Saved entries:
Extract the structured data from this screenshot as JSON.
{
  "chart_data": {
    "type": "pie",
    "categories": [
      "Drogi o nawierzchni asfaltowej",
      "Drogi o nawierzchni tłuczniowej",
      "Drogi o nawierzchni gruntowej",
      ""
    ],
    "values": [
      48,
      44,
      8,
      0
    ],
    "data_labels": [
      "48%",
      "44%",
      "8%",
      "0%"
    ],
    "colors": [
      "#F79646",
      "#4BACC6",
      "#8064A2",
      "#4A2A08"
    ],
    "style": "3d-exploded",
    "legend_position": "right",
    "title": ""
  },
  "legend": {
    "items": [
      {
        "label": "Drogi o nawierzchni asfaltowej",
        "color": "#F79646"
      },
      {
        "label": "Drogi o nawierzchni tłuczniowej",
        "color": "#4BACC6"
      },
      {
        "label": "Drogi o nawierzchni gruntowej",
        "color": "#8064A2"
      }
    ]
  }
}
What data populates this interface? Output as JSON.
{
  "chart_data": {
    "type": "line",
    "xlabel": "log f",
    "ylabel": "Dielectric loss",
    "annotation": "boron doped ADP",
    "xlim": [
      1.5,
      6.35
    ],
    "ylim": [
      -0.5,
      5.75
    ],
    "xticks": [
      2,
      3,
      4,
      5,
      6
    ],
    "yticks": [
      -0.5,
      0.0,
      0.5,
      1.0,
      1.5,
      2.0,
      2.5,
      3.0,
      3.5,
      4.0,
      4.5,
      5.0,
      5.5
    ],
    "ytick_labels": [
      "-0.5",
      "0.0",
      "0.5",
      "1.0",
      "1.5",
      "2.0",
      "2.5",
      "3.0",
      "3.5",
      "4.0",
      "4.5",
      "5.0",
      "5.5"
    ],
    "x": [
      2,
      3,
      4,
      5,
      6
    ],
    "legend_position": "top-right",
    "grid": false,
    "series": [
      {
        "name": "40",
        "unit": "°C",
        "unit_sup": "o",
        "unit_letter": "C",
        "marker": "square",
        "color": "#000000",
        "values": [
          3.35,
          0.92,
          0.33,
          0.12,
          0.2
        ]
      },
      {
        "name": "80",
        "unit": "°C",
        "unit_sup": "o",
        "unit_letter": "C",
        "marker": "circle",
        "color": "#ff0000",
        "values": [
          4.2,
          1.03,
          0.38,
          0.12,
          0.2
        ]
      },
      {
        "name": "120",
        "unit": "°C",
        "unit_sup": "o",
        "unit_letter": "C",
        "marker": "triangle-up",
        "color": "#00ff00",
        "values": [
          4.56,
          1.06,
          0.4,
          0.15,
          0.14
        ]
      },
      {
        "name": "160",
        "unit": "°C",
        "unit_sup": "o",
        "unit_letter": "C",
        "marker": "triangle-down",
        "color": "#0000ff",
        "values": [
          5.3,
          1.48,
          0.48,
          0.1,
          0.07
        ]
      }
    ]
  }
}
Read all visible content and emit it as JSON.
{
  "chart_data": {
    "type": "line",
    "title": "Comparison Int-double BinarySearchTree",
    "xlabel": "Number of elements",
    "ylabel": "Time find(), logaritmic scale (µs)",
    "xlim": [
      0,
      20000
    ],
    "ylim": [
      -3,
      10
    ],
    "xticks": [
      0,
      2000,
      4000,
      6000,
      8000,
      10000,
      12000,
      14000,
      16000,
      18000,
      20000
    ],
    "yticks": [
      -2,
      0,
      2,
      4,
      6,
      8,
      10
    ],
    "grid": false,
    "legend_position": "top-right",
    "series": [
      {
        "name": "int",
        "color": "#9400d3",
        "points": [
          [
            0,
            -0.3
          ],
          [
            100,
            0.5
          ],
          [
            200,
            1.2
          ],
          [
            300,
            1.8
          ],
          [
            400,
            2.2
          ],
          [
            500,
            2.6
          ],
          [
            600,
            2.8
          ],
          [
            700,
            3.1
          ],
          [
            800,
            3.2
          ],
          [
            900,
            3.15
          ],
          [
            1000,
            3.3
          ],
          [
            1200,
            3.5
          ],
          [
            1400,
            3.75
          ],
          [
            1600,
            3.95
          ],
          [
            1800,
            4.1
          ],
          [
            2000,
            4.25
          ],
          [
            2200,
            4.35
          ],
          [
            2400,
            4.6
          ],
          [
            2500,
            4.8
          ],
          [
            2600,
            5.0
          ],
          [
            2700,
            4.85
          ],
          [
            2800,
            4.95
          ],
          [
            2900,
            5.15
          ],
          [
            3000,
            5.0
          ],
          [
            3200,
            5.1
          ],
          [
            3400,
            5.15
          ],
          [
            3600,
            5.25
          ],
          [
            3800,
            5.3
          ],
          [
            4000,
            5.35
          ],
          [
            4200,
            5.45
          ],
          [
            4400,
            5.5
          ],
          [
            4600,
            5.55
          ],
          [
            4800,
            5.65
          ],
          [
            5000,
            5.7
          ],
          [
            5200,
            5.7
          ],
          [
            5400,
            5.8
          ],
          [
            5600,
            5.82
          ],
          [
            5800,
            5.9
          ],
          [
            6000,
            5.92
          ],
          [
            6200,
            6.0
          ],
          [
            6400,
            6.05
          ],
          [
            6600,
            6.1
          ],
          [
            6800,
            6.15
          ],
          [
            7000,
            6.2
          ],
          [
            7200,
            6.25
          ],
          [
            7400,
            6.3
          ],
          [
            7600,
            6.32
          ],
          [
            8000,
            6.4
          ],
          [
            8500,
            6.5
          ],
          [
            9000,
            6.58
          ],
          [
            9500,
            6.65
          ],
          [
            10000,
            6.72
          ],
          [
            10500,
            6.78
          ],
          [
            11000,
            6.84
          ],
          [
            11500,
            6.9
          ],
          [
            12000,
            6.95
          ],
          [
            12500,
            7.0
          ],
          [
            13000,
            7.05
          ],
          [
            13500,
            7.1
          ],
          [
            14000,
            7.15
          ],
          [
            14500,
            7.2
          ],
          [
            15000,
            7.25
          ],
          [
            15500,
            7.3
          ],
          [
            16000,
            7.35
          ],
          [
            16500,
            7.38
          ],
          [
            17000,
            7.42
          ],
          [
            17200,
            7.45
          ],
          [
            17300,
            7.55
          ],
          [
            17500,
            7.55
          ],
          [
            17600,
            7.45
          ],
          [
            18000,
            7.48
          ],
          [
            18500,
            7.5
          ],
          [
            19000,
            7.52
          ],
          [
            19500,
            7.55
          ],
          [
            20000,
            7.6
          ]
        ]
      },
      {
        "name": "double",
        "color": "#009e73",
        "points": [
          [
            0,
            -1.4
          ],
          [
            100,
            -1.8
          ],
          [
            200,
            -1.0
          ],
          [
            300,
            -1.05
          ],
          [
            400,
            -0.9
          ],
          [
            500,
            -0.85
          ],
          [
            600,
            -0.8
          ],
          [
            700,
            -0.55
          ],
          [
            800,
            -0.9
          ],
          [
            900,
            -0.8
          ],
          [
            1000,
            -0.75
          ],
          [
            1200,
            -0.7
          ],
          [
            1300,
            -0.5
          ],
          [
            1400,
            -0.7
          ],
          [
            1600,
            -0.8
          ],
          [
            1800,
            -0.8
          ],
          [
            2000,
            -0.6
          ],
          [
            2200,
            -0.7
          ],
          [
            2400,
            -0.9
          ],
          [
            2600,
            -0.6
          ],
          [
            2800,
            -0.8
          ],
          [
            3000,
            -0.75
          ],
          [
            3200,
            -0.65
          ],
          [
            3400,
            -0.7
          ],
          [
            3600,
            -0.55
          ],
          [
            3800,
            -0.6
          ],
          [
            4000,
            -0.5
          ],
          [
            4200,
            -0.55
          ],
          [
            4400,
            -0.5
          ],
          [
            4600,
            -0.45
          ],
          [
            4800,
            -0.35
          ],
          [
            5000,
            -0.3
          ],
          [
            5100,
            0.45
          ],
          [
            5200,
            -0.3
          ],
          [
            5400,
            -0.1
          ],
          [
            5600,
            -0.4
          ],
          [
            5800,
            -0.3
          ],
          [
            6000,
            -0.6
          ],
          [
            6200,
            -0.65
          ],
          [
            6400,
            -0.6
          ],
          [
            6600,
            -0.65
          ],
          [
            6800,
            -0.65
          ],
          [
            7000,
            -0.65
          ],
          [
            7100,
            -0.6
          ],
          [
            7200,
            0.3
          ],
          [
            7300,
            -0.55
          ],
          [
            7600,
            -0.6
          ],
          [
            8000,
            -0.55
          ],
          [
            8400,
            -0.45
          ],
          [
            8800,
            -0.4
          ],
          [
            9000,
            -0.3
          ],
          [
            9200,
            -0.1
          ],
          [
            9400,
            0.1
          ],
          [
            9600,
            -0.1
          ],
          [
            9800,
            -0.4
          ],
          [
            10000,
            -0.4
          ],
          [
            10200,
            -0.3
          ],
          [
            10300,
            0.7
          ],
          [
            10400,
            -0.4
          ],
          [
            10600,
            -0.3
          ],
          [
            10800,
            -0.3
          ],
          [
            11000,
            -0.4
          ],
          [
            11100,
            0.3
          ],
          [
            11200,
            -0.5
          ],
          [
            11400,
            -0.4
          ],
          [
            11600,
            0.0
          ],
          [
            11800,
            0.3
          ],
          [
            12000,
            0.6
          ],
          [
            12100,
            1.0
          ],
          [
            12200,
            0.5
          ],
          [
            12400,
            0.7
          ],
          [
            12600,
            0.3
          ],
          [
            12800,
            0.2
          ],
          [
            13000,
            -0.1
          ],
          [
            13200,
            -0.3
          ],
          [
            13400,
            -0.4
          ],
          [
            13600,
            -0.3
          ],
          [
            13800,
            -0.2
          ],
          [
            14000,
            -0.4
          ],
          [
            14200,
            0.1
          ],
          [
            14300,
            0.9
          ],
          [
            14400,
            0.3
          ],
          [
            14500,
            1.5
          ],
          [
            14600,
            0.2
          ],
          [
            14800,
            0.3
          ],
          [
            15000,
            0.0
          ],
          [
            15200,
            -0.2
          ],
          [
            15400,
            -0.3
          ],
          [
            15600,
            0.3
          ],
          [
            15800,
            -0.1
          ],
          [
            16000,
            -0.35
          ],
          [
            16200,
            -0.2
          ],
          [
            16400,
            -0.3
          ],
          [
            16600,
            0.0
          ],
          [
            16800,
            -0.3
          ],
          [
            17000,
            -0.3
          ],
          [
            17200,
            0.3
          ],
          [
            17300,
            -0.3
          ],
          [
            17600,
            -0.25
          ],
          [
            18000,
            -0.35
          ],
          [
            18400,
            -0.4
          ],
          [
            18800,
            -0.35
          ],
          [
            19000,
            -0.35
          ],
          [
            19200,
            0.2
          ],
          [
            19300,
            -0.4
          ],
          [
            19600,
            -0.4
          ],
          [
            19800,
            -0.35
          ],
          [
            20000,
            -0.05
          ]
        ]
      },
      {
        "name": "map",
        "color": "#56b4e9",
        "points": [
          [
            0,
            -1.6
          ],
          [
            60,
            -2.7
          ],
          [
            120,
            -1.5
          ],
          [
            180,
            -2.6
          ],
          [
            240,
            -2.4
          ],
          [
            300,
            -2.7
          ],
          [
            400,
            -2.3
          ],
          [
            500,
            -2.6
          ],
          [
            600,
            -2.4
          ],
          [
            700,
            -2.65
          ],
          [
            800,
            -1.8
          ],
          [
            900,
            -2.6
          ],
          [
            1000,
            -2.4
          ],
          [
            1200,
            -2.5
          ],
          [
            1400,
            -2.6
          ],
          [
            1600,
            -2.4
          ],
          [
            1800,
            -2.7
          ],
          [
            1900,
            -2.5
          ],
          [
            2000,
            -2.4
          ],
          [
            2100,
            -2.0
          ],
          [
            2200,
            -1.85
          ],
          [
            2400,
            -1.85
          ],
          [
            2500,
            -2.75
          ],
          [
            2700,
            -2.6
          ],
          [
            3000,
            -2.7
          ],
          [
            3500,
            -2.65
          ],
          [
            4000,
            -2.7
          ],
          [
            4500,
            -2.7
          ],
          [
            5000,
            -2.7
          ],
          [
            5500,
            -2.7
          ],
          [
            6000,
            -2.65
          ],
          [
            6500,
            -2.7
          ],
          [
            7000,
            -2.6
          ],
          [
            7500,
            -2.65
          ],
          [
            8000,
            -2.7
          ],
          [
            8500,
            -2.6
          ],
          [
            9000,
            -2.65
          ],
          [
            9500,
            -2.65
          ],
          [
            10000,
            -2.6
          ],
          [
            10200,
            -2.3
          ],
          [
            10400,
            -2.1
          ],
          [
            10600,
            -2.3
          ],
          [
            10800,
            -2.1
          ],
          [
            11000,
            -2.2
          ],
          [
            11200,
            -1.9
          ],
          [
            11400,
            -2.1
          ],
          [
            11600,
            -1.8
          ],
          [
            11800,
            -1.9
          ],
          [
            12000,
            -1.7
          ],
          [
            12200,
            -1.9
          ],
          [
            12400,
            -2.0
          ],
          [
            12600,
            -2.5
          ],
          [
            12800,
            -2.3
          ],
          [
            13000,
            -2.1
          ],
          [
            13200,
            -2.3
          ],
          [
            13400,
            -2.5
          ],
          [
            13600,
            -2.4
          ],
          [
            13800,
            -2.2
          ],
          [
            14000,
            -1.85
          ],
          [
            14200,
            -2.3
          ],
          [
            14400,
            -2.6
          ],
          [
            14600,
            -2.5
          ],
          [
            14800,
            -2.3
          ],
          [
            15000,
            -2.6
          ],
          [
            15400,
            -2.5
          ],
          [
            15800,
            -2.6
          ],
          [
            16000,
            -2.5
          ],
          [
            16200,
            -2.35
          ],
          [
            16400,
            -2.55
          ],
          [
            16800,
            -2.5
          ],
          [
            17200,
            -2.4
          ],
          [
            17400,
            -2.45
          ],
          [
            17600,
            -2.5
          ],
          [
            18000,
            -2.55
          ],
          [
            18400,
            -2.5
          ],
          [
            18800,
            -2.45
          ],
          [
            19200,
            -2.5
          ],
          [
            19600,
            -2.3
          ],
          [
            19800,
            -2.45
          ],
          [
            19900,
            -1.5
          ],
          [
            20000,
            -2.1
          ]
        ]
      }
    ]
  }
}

Goal -> Count how many lines of the data include the word "xlabel". Your reply should be that number alone.

Solution to this task -> 2